▶ Exercise aim
Could you write out the listing below again, exactly?

▶ Task input

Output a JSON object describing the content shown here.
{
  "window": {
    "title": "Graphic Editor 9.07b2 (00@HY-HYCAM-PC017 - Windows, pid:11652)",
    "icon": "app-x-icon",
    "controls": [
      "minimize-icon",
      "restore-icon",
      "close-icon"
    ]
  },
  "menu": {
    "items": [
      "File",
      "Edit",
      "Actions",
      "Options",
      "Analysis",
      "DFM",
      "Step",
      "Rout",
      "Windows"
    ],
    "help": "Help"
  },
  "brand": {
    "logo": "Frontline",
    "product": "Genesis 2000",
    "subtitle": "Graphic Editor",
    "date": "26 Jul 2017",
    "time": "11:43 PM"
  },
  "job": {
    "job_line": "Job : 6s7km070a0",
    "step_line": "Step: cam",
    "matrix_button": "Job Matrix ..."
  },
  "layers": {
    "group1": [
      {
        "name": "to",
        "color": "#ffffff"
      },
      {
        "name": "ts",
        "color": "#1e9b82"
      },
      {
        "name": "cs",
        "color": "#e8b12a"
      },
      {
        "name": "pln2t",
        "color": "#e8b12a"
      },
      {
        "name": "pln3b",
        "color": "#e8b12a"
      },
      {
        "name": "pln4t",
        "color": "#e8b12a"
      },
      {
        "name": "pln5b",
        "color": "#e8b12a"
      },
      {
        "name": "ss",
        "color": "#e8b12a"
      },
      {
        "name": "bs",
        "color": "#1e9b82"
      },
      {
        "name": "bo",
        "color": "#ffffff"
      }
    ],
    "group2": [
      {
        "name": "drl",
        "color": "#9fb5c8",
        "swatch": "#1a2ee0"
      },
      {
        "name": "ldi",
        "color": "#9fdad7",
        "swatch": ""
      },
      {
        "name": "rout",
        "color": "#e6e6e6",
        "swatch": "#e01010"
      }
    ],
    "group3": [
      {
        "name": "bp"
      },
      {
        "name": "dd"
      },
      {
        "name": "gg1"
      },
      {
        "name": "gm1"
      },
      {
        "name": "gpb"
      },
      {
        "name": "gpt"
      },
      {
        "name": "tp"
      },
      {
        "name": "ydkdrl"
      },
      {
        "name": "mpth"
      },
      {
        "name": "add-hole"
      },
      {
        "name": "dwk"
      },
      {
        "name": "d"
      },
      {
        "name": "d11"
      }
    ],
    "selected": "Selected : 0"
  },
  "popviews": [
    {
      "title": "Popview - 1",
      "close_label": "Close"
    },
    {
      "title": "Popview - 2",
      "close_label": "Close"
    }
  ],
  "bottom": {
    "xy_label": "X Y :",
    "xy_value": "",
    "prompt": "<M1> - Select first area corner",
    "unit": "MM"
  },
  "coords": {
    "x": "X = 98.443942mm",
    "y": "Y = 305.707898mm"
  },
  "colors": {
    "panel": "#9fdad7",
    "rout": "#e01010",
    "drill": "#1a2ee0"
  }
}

▶ Result
Output a JSON object describing the content shown here.
{
  "window": {
    "title": "Graphic Editor 9.07b2 (00@HY-HYCAM-PC017 - Windows, pid:11652)",
    "icon": "app-x-icon",
    "controls": [
      "minimize-icon",
      "restore-icon",
      "close-icon"
    ]
  },
  "menu": {
    "items": [
      "File",
      "Edit",
      "Actions",
      "Options",
      "Analysis",
      "DFM",
      "Step",
      "Rout",
      "Windows"
    ],
    "help": "Help"
  },
  "brand": {
    "logo": "Frontline",
    "product": "Genesis 2000",
    "subtitle": "Graphic Editor",
    "date": "26 Jul 2017",
    "time": "11:43 PM"
  },
  "job": {
    "job_line": "Job : 6s7km070a0",
    "step_line": "Step: cam",
    "matrix_button": "Job Matrix ..."
  },
  "layers": {
    "group1": [
      {
        "name": "to",
        "color": "#ffffff"
      },
      {
        "name": "ts",
        "color": "#1e9b82"
      },
      {
        "name": "cs",
        "color": "#e8b12a"
      },
      {
        "name": "pln2t",
        "color": "#e8b12a"
      },
      {
        "name": "pln3b",
        "color": "#e8b12a"
      },
      {
        "name": "pln4t",
        "color": "#e8b12a"
      },
      {
        "name": "pln5b",
        "color": "#e8b12a"
      },
      {
        "name": "ss",
        "color": "#e8b12a"
      },
      {
        "name": "bs",
        "color": "#1e9b82"
      },
      {
        "name": "bo",
        "color": "#ffffff"
      }
    ],
    "group2": [
      {
        "name": "drl",
        "color": "#9fb5c8",
        "swatch": "#1a2ee0"
      },
      {
        "name": "ldi",
        "color": "#9fdad7",
        "swatch": ""
      },
      {
        "name": "rout",
        "color": "#e6e6e6",
        "swatch": "#e01010"
      }
    ],
    "group3": [
      {
        "name": "bp"
      },
      {
        "name": "dd"
      },
      {
        "name": "gg1"
      },
      {
        "name": "gm1"
      },
      {
        "name": "gpb"
      },
      {
        "name": "gpt"
      },
      {
        "name": "tp"
      },
      {
        "name": "ydkdrl"
      },
      {
        "name": "mpth"
      },
      {
        "name": "add-hole"
      },
      {
        "name": "dwk"
      },
      {
        "name": "d"
      },
      {
        "name": "d11"
      }
    ],
    "selected": "Selected : 0"
  },
  "popviews": [
    {
      "title": "Popview - 1",
      "close_label": "Close"
    },
    {
      "title": "Popview - 2",
      "close_label": "Close"
    }
  ],
  "bottom": {
    "xy_label": "X Y :",
    "xy_value": "",
    "prompt": "<M1> - Select first area corner",
    "unit": "MM"
  },
  "coords": {
    "x": "X = 98.443942mm",
    "y": "Y = 305.707898mm"
  },
  "colors": {
    "panel": "#9fdad7",
    "rout": "#e01010",
    "drill": "#1a2ee0"
  }
}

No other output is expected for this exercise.